Restate the full set of records exactly, without adding or dropping a word.

━━━━━━━━━━━━━━━━

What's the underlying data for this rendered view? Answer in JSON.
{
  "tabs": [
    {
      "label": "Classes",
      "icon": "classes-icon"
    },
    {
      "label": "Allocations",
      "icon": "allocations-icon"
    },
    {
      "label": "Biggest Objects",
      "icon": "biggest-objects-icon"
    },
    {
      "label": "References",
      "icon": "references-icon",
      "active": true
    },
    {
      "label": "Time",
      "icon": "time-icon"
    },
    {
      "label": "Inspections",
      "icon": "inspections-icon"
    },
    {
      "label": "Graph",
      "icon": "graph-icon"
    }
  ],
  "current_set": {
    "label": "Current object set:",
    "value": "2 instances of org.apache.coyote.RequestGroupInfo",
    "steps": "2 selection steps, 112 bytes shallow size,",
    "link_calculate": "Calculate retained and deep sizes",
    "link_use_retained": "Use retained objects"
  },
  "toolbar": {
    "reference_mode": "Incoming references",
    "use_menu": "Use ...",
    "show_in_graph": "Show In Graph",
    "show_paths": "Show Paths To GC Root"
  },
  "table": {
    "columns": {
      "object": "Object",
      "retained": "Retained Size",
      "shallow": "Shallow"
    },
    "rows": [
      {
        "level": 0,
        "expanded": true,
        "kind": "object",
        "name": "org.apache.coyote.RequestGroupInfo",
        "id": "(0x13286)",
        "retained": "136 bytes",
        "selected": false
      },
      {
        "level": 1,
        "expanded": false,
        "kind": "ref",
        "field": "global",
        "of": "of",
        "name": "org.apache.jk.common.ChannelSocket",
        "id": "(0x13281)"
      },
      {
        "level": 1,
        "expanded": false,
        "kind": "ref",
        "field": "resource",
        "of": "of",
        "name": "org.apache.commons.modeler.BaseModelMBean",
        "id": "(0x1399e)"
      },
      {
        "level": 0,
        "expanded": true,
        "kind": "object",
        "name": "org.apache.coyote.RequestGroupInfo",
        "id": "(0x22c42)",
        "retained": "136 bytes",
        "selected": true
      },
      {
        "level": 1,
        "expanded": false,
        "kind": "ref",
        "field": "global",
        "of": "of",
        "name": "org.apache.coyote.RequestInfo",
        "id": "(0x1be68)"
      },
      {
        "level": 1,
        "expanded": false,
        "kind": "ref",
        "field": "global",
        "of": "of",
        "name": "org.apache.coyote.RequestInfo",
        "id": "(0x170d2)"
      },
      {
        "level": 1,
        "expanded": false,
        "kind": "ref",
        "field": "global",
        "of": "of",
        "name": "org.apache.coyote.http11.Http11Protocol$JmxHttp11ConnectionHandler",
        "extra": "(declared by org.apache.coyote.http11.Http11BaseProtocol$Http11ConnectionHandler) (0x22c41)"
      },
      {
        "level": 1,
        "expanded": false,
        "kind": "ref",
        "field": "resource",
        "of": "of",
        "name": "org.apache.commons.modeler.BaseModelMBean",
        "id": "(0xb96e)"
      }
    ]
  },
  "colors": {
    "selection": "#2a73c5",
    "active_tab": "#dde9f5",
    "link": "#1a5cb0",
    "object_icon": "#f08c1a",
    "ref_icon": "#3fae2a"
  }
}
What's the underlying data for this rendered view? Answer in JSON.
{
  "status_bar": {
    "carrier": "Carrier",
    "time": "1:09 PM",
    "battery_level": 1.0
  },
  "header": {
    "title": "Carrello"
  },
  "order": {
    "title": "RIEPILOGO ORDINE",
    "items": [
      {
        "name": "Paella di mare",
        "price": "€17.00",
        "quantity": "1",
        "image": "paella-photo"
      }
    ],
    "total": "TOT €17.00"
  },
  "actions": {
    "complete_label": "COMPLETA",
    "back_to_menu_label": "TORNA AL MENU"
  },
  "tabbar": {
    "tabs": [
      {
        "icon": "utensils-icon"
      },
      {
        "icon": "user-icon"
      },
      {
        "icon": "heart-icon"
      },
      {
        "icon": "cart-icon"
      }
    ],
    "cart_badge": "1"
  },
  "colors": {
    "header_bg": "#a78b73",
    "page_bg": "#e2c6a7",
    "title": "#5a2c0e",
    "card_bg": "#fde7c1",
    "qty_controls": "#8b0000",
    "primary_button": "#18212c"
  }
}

━━━━━━━━━━━━━━━━

Solved problem:
What's the underlying data for this rendered view? Answer in JSON.
{
  "tabs": [
    {
      "label": "Classes",
      "icon": "classes-icon"
    },
    {
      "label": "Allocations",
      "icon": "allocations-icon"
    },
    {
      "label": "Biggest Objects",
      "icon": "biggest-objects-icon"
    },
    {
      "label": "References",
      "icon": "references-icon",
      "active": true
    },
    {
      "label": "Time",
      "icon": "time-icon"
    },
    {
      "label": "Inspections",
      "icon": "inspections-icon"
    },
    {
      "label": "Graph",
      "icon": "graph-icon"
    }
  ],
  "current_set": {
    "label": "Current object set:",
    "value": "2 instances of org.apache.coyote.RequestGroupInfo",
    "steps": "2 selection steps, 112 bytes shallow size,",
    "link_calculate": "Calculate retained and deep sizes",
    "link_use_retained": "Use retained objects"
  },
  "toolbar": {
    "reference_mode": "Incoming references",
    "use_menu": "Use ...",
    "show_in_graph": "Show In Graph",
    "show_paths": "Show Paths To GC Root"
  },
  "table": {
    "columns": {
      "object": "Object",
      "retained": "Retained Size",
      "shallow": "Shallow"
    },
    "rows": [
      {
        "level": 0,
        "expanded": true,
        "kind": "object",
        "name": "org.apache.coyote.RequestGroupInfo",
        "id": "(0x13286)",
        "retained": "136 bytes",
        "selected": false
      },
      {
        "level": 1,
        "expanded": false,
        "kind": "ref",
        "field": "global",
        "of": "of",
        "name": "org.apache.jk.common.ChannelSocket",
        "id": "(0x13281)"
      },
      {
        "level": 1,
        "expanded": false,
        "kind": "ref",
        "field": "resource",
        "of": "of",
        "name": "org.apache.commons.modeler.BaseModelMBean",
        "id": "(0x1399e)"
      },
      {
        "level": 0,
        "expanded": true,
        "kind": "object",
        "name": "org.apache.coyote.RequestGroupInfo",
        "id": "(0x22c42)",
        "retained": "136 bytes",
        "selected": true
      },
      {
        "level": 1,
        "expanded": false,
        "kind": "ref",
        "field": "global",
        "of": "of",
        "name": "org.apache.coyote.RequestInfo",
        "id": "(0x1be68)"
      },
      {
        "level": 1,
        "expanded": false,
        "kind": "ref",
        "field": "global",
        "of": "of",
        "name": "org.apache.coyote.RequestInfo",
        "id": "(0x170d2)"
      },
      {
        "level": 1,
        "expanded": false,
        "kind": "ref",
        "field": "global",
        "of": "of",
        "name": "org.apache.coyote.http11.Http11Protocol$JmxHttp11ConnectionHandler",
        "extra": "(declared by org.apache.coyote.http11.Http11BaseProtocol$Http11ConnectionHandler) (0x22c41)"
      },
      {
        "level": 1,
        "expanded": false,
        "kind": "ref",
        "field": "resource",
        "of": "of",
        "name": "org.apache.commons.modeler.BaseModelMBean",
        "id": "(0xb96e)"
      }
    ]
  },
  "colors": {
    "selection": "#2a73c5",
    "active_tab": "#dde9f5",
    "link": "#1a5cb0",
    "object_icon": "#f08c1a",
    "ref_icon": "#3fae2a"
  }
}
What's the underlying data for this rendered view? Answer in JSON.
{
  "status_bar": {
    "carrier": "Carrier",
    "time": "1:09 PM",
    "battery_level": 1.0
  },
  "header": {
    "title": "Carrello"
  },
  "order": {
    "title": "RIEPILOGO ORDINE",
    "items": [
      {
        "name": "Paella di mare",
        "price": "€17.00",
        "quantity": "1",
        "image": "paella-photo"
      }
    ],
    "total": "TOT €17.00"
  },
  "actions": {
    "complete_label": "COMPLETA",
    "back_to_menu_label": "TORNA AL MENU"
  },
  "tabbar": {
    "tabs": [
      {
        "icon": "utensils-icon"
      },
      {
        "icon": "user-icon"
      },
      {
        "icon": "heart-icon"
      },
      {
        "icon": "cart-icon"
      }
    ],
    "cart_badge": "1"
  },
  "colors": {
    "header_bg": "#a78b73",
    "page_bg": "#e2c6a7",
    "title": "#5a2c0e",
    "card_bg": "#fde7c1",
    "qty_controls": "#8b0000",
    "primary_button": "#18212c"
  }
}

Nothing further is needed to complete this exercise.